━━ RECORDS FOR PROCESSING

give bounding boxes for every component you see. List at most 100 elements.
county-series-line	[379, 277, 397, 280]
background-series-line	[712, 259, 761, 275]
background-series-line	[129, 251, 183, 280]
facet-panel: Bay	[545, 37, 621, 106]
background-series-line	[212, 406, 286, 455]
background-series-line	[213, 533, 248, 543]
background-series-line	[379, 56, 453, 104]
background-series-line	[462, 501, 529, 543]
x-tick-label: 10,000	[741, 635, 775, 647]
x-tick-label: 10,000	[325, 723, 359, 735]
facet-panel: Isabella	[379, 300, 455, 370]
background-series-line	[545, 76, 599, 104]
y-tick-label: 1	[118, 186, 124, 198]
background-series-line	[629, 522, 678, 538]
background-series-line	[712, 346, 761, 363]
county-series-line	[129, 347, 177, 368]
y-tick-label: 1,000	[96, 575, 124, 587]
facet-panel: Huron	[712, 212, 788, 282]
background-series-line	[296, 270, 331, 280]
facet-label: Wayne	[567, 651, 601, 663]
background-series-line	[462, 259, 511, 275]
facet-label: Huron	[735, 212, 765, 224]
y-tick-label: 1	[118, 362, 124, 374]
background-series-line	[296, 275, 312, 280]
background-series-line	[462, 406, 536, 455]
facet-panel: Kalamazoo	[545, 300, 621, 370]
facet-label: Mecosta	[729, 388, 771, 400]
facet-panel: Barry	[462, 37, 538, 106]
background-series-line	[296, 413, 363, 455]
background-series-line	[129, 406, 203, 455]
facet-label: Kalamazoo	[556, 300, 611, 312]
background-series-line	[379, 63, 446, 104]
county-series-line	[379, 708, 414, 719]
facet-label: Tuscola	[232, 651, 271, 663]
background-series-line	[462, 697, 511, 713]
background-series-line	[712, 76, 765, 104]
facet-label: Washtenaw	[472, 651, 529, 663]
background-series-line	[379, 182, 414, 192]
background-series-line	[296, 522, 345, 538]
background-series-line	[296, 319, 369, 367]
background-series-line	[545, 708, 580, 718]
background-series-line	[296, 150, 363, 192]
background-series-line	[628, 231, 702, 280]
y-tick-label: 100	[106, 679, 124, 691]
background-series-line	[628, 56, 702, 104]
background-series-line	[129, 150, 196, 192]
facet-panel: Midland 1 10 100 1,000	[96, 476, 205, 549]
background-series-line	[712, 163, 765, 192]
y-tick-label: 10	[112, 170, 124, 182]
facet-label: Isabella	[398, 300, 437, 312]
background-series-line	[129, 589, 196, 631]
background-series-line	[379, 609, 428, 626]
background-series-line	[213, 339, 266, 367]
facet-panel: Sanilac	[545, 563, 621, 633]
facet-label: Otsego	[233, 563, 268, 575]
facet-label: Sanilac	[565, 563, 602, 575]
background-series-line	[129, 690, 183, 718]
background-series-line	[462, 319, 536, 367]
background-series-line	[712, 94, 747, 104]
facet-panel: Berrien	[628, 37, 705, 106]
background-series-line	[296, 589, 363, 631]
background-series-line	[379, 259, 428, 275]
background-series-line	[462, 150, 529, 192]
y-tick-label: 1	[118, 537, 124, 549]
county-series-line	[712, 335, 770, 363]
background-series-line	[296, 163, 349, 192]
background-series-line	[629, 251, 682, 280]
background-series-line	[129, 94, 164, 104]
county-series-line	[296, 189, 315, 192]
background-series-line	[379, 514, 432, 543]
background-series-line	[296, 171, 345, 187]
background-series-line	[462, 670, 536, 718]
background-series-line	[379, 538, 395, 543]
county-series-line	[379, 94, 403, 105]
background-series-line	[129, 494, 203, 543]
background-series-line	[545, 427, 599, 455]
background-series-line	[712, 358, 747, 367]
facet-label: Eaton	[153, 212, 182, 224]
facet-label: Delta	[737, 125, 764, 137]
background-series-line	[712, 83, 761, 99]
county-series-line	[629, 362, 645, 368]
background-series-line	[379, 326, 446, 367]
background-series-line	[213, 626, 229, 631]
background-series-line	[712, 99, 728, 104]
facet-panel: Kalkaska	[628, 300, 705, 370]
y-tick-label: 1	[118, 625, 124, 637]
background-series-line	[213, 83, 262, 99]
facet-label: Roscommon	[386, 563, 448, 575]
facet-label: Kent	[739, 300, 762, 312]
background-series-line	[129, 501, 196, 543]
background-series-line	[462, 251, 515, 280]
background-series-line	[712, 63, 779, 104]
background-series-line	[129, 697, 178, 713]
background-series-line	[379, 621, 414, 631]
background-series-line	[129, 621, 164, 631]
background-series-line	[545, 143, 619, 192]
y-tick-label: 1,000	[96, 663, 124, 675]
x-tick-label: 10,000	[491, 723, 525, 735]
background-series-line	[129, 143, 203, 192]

━━━━

## WHAT THE TASK ASKS
Rewrite every line of these records, replacing "county-series-line" with "highlighted-series-line" and leaving everything else as it is.

## WRITTEN RESPONSE
give bounding boxes for every component you see. List at most 100 elements.
highlighted-series-line	[379, 277, 397, 280]
background-series-line	[712, 259, 761, 275]
background-series-line	[129, 251, 183, 280]
facet-panel: Bay	[545, 37, 621, 106]
background-series-line	[212, 406, 286, 455]
background-series-line	[213, 533, 248, 543]
background-series-line	[379, 56, 453, 104]
background-series-line	[462, 501, 529, 543]
x-tick-label: 10,000	[741, 635, 775, 647]
x-tick-label: 10,000	[325, 723, 359, 735]
facet-panel: Isabella	[379, 300, 455, 370]
background-series-line	[545, 76, 599, 104]
y-tick-label: 1	[118, 186, 124, 198]
background-series-line	[629, 522, 678, 538]
background-series-line	[712, 346, 761, 363]
highlighted-series-line	[129, 347, 177, 368]
y-tick-label: 1,000	[96, 575, 124, 587]
facet-panel: Huron	[712, 212, 788, 282]
background-series-line	[296, 270, 331, 280]
facet-label: Wayne	[567, 651, 601, 663]
background-series-line	[462, 259, 511, 275]
facet-label: Huron	[735, 212, 765, 224]
y-tick-label: 1	[118, 362, 124, 374]
background-series-line	[296, 275, 312, 280]
background-series-line	[462, 406, 536, 455]
facet-panel: Kalamazoo	[545, 300, 621, 370]
facet-label: Mecosta	[729, 388, 771, 400]
facet-panel: Barry	[462, 37, 538, 106]
background-series-line	[296, 413, 363, 455]
background-series-line	[129, 406, 203, 455]
facet-label: Kalamazoo	[556, 300, 611, 312]
background-series-line	[379, 63, 446, 104]
highlighted-series-line	[379, 708, 414, 719]
facet-label: Tuscola	[232, 651, 271, 663]
background-series-line	[462, 697, 511, 713]
background-series-line	[712, 76, 765, 104]
facet-label: Washtenaw	[472, 651, 529, 663]
background-series-line	[379, 182, 414, 192]
background-series-line	[296, 522, 345, 538]
background-series-line	[296, 319, 369, 367]
background-series-line	[545, 708, 580, 718]
background-series-line	[296, 150, 363, 192]
background-series-line	[628, 231, 702, 280]
y-tick-label: 100	[106, 679, 124, 691]
background-series-line	[628, 56, 702, 104]
background-series-line	[129, 150, 196, 192]
facet-panel: Midland 1 10 100 1,000	[96, 476, 205, 549]
background-series-line	[712, 163, 765, 192]
y-tick-label: 10	[112, 170, 124, 182]
facet-label: Isabella	[398, 300, 437, 312]
background-series-line	[129, 589, 196, 631]
background-series-line	[379, 609, 428, 626]
background-series-line	[213, 339, 266, 367]
facet-panel: Sanilac	[545, 563, 621, 633]
facet-label: Otsego	[233, 563, 268, 575]
facet-label: Sanilac	[565, 563, 602, 575]
background-series-line	[129, 690, 183, 718]
background-series-line	[462, 319, 536, 367]
background-series-line	[712, 94, 747, 104]
facet-panel: Berrien	[628, 37, 705, 106]
background-series-line	[296, 589, 363, 631]
background-series-line	[379, 259, 428, 275]
background-series-line	[462, 150, 529, 192]
y-tick-label: 1	[118, 537, 124, 549]
highlighted-series-line	[712, 335, 770, 363]
background-series-line	[296, 163, 349, 192]
background-series-line	[629, 251, 682, 280]
background-series-line	[129, 94, 164, 104]
highlighted-series-line	[296, 189, 315, 192]
background-series-line	[379, 514, 432, 543]
background-series-line	[296, 171, 345, 187]
background-series-line	[462, 670, 536, 718]
background-series-line	[379, 538, 395, 543]
highlighted-series-line	[379, 94, 403, 105]
background-series-line	[129, 494, 203, 543]
background-series-line	[545, 427, 599, 455]
background-series-line	[712, 358, 747, 367]
facet-label: Eaton	[153, 212, 182, 224]
facet-label: Delta	[737, 125, 764, 137]
background-series-line	[712, 83, 761, 99]
highlighted-series-line	[629, 362, 645, 368]
background-series-line	[379, 326, 446, 367]
background-series-line	[213, 626, 229, 631]
background-series-line	[712, 99, 728, 104]
facet-panel: Kalkaska	[628, 300, 705, 370]
y-tick-label: 1	[118, 625, 124, 637]
background-series-line	[213, 83, 262, 99]
facet-label: Roscommon	[386, 563, 448, 575]
facet-label: Kent	[739, 300, 762, 312]
background-series-line	[129, 501, 196, 543]
background-series-line	[462, 251, 515, 280]
background-series-line	[712, 63, 779, 104]
background-series-line	[129, 697, 178, 713]
background-series-line	[379, 621, 414, 631]
background-series-line	[129, 621, 164, 631]
background-series-line	[545, 143, 619, 192]
y-tick-label: 1,000	[96, 663, 124, 675]
x-tick-label: 10,000	[491, 723, 525, 735]
background-series-line	[129, 143, 203, 192]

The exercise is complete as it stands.